| ENTRIES SUPPLIED |
## Start

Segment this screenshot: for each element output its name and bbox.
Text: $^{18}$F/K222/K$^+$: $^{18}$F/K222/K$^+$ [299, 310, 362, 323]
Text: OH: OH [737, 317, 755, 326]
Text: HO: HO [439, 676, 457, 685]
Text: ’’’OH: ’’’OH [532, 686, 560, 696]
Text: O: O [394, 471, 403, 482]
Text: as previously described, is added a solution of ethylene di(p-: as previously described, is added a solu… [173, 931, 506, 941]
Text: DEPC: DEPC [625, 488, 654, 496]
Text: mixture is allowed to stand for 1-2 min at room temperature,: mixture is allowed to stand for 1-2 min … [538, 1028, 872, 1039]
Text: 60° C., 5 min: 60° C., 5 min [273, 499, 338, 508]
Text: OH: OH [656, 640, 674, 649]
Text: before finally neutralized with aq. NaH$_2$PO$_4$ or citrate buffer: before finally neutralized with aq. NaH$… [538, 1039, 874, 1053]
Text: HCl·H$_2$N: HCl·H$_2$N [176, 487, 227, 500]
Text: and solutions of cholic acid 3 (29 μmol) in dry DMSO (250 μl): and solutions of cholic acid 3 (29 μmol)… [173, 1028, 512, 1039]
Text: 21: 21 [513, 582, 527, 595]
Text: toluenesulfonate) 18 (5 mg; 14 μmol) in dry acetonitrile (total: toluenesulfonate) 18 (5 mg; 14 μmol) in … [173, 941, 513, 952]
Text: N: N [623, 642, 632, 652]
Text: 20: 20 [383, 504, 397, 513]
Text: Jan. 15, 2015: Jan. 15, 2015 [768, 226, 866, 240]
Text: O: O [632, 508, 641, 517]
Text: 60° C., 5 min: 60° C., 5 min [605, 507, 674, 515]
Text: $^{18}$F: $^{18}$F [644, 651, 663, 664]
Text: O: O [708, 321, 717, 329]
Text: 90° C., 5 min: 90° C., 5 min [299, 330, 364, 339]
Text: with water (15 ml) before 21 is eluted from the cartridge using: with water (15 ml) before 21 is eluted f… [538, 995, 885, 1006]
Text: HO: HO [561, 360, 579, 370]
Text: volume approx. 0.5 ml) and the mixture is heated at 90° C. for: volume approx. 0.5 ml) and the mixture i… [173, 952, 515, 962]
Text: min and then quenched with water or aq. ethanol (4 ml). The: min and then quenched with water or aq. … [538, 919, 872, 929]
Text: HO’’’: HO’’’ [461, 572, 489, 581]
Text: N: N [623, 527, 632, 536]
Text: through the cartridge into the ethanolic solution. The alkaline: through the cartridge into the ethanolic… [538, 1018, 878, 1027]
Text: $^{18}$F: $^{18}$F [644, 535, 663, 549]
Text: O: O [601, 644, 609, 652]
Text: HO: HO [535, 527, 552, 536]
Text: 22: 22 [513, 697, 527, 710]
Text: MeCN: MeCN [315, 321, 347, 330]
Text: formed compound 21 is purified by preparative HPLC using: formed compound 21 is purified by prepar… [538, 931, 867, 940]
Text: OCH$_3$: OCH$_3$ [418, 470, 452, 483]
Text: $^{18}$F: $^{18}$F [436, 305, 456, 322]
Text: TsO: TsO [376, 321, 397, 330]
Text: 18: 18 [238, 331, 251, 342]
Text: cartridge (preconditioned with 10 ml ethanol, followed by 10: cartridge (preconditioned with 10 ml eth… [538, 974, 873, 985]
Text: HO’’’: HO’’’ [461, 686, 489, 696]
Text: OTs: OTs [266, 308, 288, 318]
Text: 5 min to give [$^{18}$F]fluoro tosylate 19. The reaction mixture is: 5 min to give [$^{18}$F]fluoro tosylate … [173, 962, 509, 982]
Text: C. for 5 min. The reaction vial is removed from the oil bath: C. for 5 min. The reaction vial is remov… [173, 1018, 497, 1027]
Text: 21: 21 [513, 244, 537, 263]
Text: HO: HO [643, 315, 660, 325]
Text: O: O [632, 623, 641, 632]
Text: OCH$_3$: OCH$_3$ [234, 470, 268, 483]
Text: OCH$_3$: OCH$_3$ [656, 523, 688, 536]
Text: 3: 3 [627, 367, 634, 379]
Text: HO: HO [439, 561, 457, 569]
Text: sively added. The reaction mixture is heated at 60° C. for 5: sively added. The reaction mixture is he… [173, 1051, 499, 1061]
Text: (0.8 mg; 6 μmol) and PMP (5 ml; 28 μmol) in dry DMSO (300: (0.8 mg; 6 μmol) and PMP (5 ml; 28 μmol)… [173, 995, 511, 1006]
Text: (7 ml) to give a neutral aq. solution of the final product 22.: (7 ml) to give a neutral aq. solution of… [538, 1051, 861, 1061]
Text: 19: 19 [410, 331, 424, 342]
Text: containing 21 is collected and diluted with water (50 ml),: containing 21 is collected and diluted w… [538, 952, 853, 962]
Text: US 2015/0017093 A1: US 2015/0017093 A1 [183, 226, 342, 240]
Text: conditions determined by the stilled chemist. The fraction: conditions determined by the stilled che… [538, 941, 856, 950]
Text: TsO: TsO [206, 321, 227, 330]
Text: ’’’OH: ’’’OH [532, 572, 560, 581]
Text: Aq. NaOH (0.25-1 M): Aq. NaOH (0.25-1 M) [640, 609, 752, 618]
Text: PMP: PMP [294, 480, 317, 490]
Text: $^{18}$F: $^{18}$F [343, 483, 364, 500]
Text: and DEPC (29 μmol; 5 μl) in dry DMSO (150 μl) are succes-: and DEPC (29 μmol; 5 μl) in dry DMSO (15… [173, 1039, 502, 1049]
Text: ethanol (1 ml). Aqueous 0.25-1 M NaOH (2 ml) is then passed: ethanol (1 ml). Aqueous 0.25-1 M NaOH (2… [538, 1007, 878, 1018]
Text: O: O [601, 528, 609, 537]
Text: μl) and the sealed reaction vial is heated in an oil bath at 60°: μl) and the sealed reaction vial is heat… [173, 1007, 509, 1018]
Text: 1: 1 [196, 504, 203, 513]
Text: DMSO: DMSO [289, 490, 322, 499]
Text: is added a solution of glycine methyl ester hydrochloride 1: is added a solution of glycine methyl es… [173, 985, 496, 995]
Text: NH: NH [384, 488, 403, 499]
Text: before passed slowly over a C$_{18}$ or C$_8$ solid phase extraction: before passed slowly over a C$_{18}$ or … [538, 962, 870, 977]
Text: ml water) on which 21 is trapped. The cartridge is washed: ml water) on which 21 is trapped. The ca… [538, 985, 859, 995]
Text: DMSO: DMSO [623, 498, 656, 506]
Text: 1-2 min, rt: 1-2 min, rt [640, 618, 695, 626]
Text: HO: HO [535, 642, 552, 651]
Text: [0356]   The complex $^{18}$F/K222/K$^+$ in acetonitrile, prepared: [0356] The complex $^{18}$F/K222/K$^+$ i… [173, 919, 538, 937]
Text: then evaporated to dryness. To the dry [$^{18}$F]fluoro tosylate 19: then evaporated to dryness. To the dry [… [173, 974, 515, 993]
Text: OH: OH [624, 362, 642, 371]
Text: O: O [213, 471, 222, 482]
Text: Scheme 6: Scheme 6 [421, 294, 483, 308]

## End

| WHAT THE TASK REQUIRES |
List every line above that contains the word "reaction".

| WRITTEN SOLUTION |
Text: 5 min to give [$^{18}$F]fluoro tosylate 19. The reaction mixture is: 5 min to give [$^{18}$F]fluoro tosylate … [173, 962, 509, 982]
Text: C. for 5 min. The reaction vial is removed from the oil bath: C. for 5 min. The reaction vial is remov… [173, 1018, 497, 1027]
Text: sively added. The reaction mixture is heated at 60° C. for 5: sively added. The reaction mixture is he… [173, 1051, 499, 1061]
Text: μl) and the sealed reaction vial is heated in an oil bath at 60°: μl) and the sealed reaction vial is heat… [173, 1007, 509, 1018]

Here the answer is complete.